▸ Work to be completed: Draw out every line with the word "drop" from the listing below.

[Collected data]
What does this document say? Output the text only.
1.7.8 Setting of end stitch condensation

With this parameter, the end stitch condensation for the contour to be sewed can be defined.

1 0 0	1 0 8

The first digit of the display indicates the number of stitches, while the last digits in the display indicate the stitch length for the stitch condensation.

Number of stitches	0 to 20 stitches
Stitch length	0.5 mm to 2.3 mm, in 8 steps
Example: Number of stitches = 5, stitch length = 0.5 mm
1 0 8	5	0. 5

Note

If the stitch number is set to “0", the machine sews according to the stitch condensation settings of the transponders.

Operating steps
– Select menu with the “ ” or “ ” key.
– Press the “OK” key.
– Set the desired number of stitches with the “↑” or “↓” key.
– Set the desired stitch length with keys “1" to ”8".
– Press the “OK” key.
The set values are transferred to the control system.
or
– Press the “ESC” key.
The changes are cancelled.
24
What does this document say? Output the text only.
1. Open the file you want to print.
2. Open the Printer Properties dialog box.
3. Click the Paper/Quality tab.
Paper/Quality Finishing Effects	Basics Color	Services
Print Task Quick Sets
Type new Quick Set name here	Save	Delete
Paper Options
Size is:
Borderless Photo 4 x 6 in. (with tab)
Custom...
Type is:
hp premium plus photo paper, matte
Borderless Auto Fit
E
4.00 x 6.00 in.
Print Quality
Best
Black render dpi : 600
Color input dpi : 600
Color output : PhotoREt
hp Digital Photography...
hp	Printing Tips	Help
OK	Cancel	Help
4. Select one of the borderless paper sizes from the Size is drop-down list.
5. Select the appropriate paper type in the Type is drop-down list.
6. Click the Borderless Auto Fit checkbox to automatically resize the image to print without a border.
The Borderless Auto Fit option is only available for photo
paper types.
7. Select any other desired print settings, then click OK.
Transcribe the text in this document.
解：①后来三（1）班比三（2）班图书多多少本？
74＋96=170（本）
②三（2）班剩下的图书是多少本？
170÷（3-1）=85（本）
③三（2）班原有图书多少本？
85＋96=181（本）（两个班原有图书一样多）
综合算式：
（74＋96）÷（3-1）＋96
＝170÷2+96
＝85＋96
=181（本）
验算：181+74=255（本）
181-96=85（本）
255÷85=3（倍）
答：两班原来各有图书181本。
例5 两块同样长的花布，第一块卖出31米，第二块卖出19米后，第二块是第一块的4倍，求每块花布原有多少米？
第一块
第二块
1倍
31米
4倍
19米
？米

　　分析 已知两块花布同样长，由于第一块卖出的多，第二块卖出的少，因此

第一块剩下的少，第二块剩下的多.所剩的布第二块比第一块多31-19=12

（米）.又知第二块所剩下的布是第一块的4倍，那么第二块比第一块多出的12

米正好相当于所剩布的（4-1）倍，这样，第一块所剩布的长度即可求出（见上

▸ Answer to the exercise:
4. Select one of the borderless paper sizes from the Size is drop-down list.
5. Select the appropriate paper type in the Type is drop-down list.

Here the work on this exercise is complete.